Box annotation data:

*-*-*

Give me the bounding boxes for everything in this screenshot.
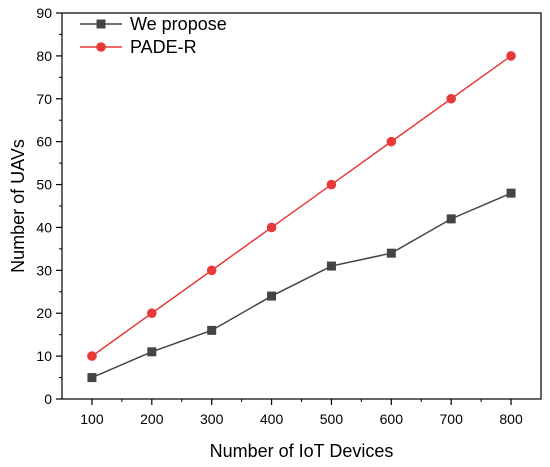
y-tick-label: 40 [36,219,52,235]
y-tick-label: 20 [36,305,52,321]
data-point-pade-r [207,266,217,276]
data-point-pade-r [506,51,516,61]
data-point-we-propose [447,214,456,223]
x-tick-label: 800 [499,411,523,427]
legend-label: We propose [130,14,227,34]
legend-marker-square [97,20,106,29]
y-tick-label: 90 [36,5,52,21]
legend: We propose PADE-R [80,14,227,57]
y-tick-label: 50 [36,177,52,193]
x-tick-label: 100 [80,411,104,427]
data-point-we-propose [147,347,156,356]
x-tick-label: 400 [260,411,284,427]
data-point-pade-r [446,94,456,104]
data-point-we-propose [267,292,276,301]
data-point-we-propose [207,326,216,335]
data-point-pade-r [147,308,157,318]
data-point-pade-r [267,223,277,233]
y-tick-label: 0 [44,391,52,407]
x-tick-label: 700 [440,411,464,427]
x-tick-label: 200 [140,411,164,427]
data-point-we-propose [387,249,396,258]
data-point-pade-r [387,137,397,147]
data-point-we-propose [507,189,516,198]
x-axis-title: Number of IoT Devices [210,441,394,461]
x-tick-label: 600 [380,411,404,427]
data-point-we-propose [327,262,336,271]
data-point-pade-r [327,180,337,190]
y-axis-title: Number of UAVs [8,139,28,273]
y-tick-label: 30 [36,262,52,278]
series-layer [87,51,516,382]
data-point-pade-r [87,351,97,361]
x-tick-label: 500 [320,411,344,427]
y-tick-label: 10 [36,348,52,364]
legend-label: PADE-R [130,37,197,57]
data-point-we-propose [87,373,96,382]
y-tick-label: 60 [36,134,52,150]
y-tick-label: 70 [36,91,52,107]
x-tick-label: 300 [200,411,224,427]
legend-marker-circle [96,42,106,52]
y-tick-label: 80 [36,48,52,64]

*-*-*

#### Directions for this task:
In the entries above, reproduce verbatim the part that opens with the line containing "y-tick-label: 40 [36,219,52,235]" and closes with the line containing "legend-marker-square [97,20,106,29]", both of those lines included.

#### Final answer:
y-tick-label: 40 [36,219,52,235]
y-tick-label: 20 [36,305,52,321]
data-point-pade-r [207,266,217,276]
data-point-pade-r [506,51,516,61]
data-point-we-propose [447,214,456,223]
x-tick-label: 800 [499,411,523,427]
legend-label: We propose [130,14,227,34]
legend-marker-square [97,20,106,29]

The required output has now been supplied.